*RECORDS FOR PROCESSING*

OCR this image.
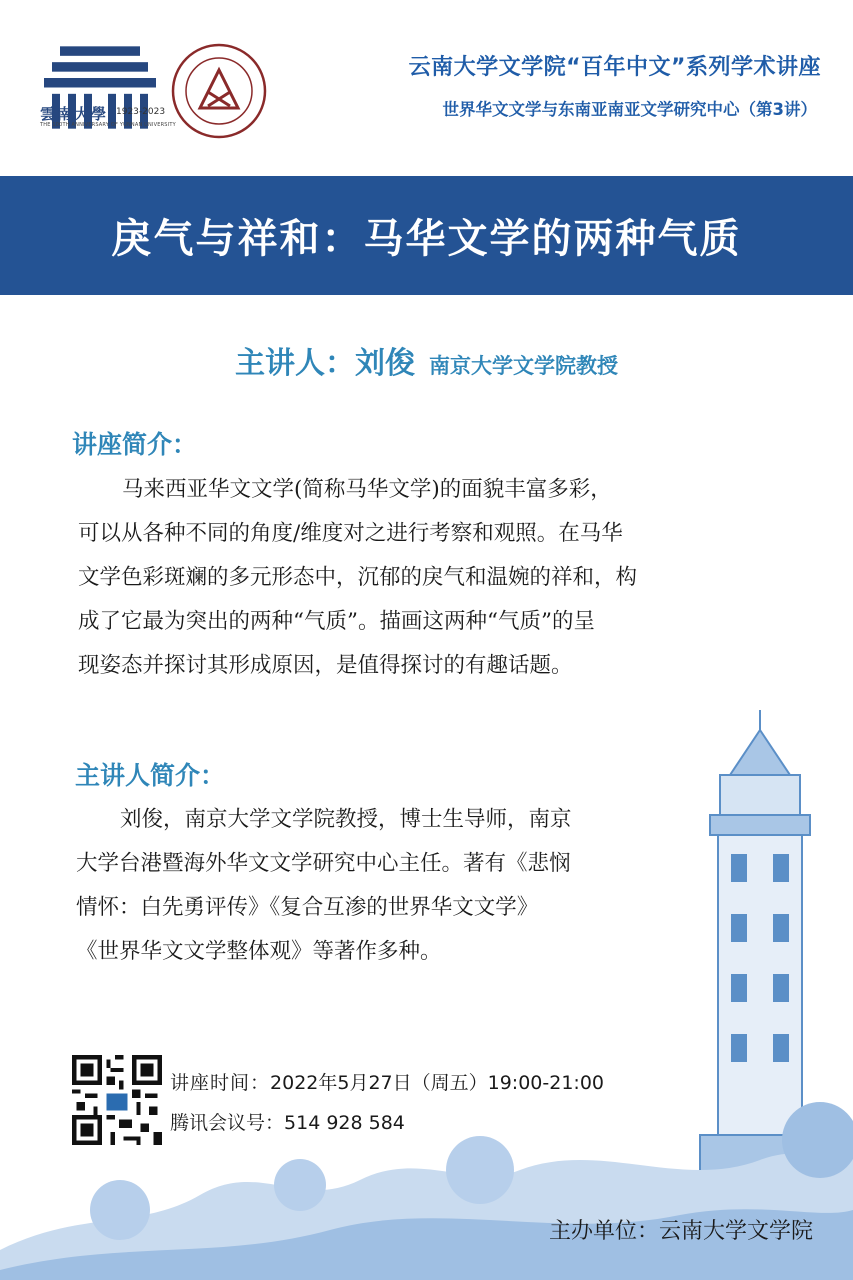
雲南大學 1923-2023
THE 100TH ANNIVERSARY OF YUNNAN UNIVERSITY
云南大学文学院“百年中文”系列学术讲座
世界华文文学与东南亚南亚文学研究中心（第3讲）
戾气与祥和：马华文学的两种气质
主讲人：刘俊 南京大学文学院教授
讲座简介：
马来西亚华文文学(简称马华文学)的面貌丰富多彩，
可以从各种不同的角度/维度对之进行考察和观照。在马华
文学色彩斑斓的多元形态中，沉郁的戾气和温婉的祥和，构
成了它最为突出的两种“气质”。描画这两种“气质”的呈
现姿态并探讨其形成原因，是值得探讨的有趣话题。
主讲人简介：
刘俊，南京大学文学院教授，博士生导师，南京
大学台港暨海外华文文学研究中心主任。著有《悲悯
情怀：白先勇评传》《复合互渗的世界华文文学》
《世界华文文学整体观》等著作多种。
讲座时间：2022年5月27日（周五）19:00-21:00
腾讯会议号：514 928 584
主办单位：云南大学文学院
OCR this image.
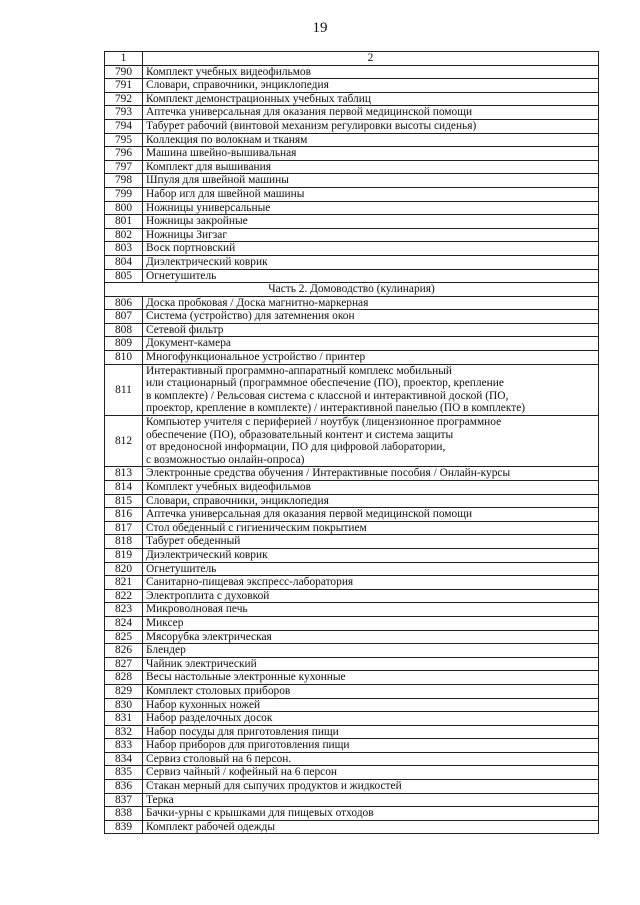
19
1	2
790	Комплект учебных видеофильмов
791	Словари, справочники, энциклопедия
792	Комплект демонстрационных учебных таблиц
793	Аптечка универсальная для оказания первой медицинской помощи
794	Табурет рабочий (винтовой механизм регулировки высоты сиденья)
795	Коллекция по волокнам и тканям
796	Машина швейно-вышивальная
797	Комплект для вышивания
798	Шпуля для швейной машины
799	Набор игл для швейной машины
800	Ножницы универсальные
801	Ножницы закройные
802	Ножницы Зигзаг
803	Воск портновский
804	Диэлектрический коврик
805	Огнетушитель
Часть 2. Домоводство (кулинария)	
806	Доска пробковая / Доска магнитно-маркерная
807	Система (устройство) для затемнения окон
808	Сетевой фильтр
809	Документ-камера
810	Многофункциональное устройство / принтер
811	Интерактивный программно-аппаратный комплекс мобильный
или стационарный (программное обеспечение (ПО), проектор, крепление
в комплекте) / Рельсовая система с классной и интерактивной доской (ПО,
проектор, крепление в комплекте) / интерактивной панелью (ПО в комплекте)

812	Компьютер учителя с периферией / ноутбук (лицензионное программное
обеспечение (ПО), образовательный контент и система защиты
от вредоносной информации, ПО для цифровой лаборатории,
с возможностью онлайн-опроса)

813	Электронные средства обучения / Интерактивные пособия / Онлайн-курсы
814	Комплект учебных видеофильмов
815	Словари, справочники, энциклопедия
816	Аптечка универсальная для оказания первой медицинской помощи
817	Стол обеденный с гигиеническим покрытием
818	Табурет обеденный
819	Диэлектрический коврик
820	Огнетушитель
821	Санитарно-пищевая экспресс-лаборатория
822	Электроплита с духовкой
823	Микроволновая печь
824	Миксер
825	Мясорубка электрическая
826	Блендер
827	Чайник электрический
828	Весы настольные электронные кухонные
829	Комплект столовых приборов
830	Набор кухонных ножей
831	Набор разделочных досок
832	Набор посуды для приготовления пищи
833	Набор приборов для приготовления пищи
834	Сервиз столовый на 6 персон.
835	Сервиз чайный / кофейный на 6 персон
836	Стакан мерный для сыпучих продуктов и жидкостей
837	Терка
838	Бачки-урны с крышками для пищевых отходов
839	Комплект рабочей одежды
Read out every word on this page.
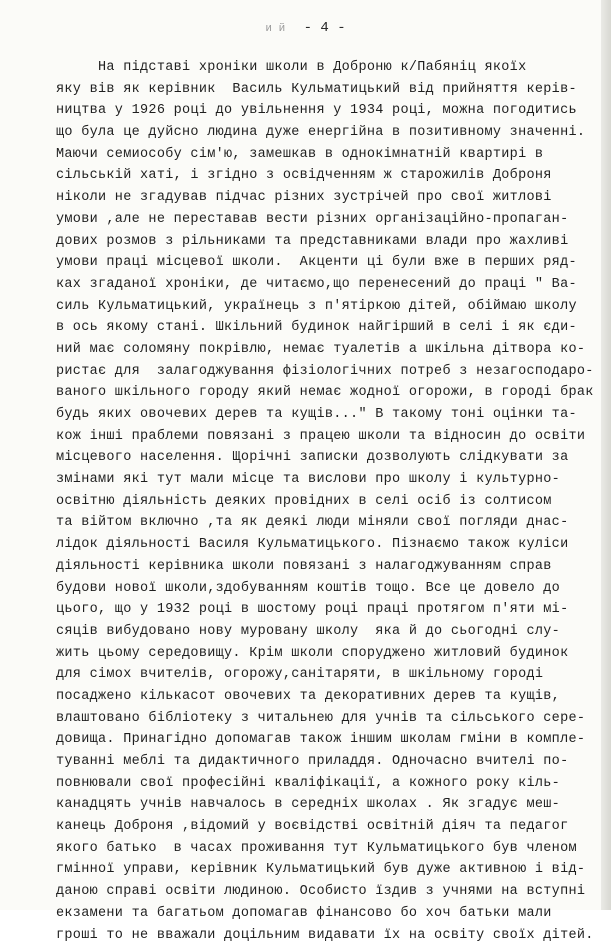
и й - 4 -
На підставі хроніки школи в Доброню к/Пабяніц якоїх
яку вів як керівник  Василь Кульматицький від прийняття керів-
ництва у 1926 році до увільнення у 1934 році, можна погодитись
що була це дуйсно людина дуже енергійна в позитивному значенні.
Маючи семиособу сім'ю, замешкав в однокімнатній квартирі в
сільській хаті, і згідно з освідченням ж старожилів Доброня
ніколи не згадував підчас різних зустрічей про свої житлові
умови ,але не переставав вести різних організаційно-пропаган-
дових розмов з рільниками та представниками влади про жахливі
умови праці місцевої школи.  Акценти ці були вже в перших ряд-
ках згаданої хроніки, де читаємо,що перенесений до праці " Ва-
силь Кульматицький, українець з п'ятіркою дітей, обіймаю школу
в ось якому стані. Шкільний будинок найгірший в селі і як єди-
ний має соломяну покрівлю, немає туалетів а шкільна дітвора ко-
ристає для  залагоджування фізіологічних потреб з незагосподаро-
ваного шкільного городу який немає жодної огорожи, в городі брак
будь яких овочевих дерев та кущів..." В такому тоні оцінки та-
кож інші праблеми повязані з працею школи та відносин до освіти
місцевого населення. Щорічні записки дозволують слідкувати за
змінами які тут мали місце та вислови про школу і культурно-
освітню діяльність деяких провідних в селі осіб із солтисом
та війтом включно ,та як деякі люди міняли свої погляди днас-
лідок діяльності Василя Кульматицького. Пізнаємо також куліси
діяльності керівника школи повязані з налагоджуванням справ
будови нової школи,здобуванням коштів тощо. Все це довело до
цього, що у 1932 році в шостому році праці протягом п'яти мі-
сяців вибудовано нову муровану школу  яка й до сьогодні слу-
жить цьому середовищу. Крім школи споруджено житловий будинок
для сімох вчителів, огорожу,санітаряти, в шкільному городі
посаджено кількасот овочевих та декоративних дерев та кущів,
влаштовано бібліотеку з читальнею для учнів та сільського сере-
довища. Принагідно допомагав також іншим школам гміни в компле-
туванні меблі та дидактичного приладдя. Одночасно вчителі по-
повнювали свої професійні кваліфікації, а кожного року кіль-
канадцять учнів навчалось в середніх школах . Як згадує меш-
канець Доброня ,відомий у воєвідстві освітній діяч та педагог
якого батько  в часах проживання тут Кульматицького був членом
гмінної управи, керівник Кульматицький був дуже активною і від-
даною справі освіти людиною. Особисто їздив з учнями на вступні
екзамени та багатьом допомагав фінансово бо хоч батьки мали
гроші то не вважали доцільним видавати їх на освіту своїх дітей.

*WORK TO DO*
Count how many lines of the material hold the string "коврик". Give the number and nothing more.

*THE COMPLETED TASK*
2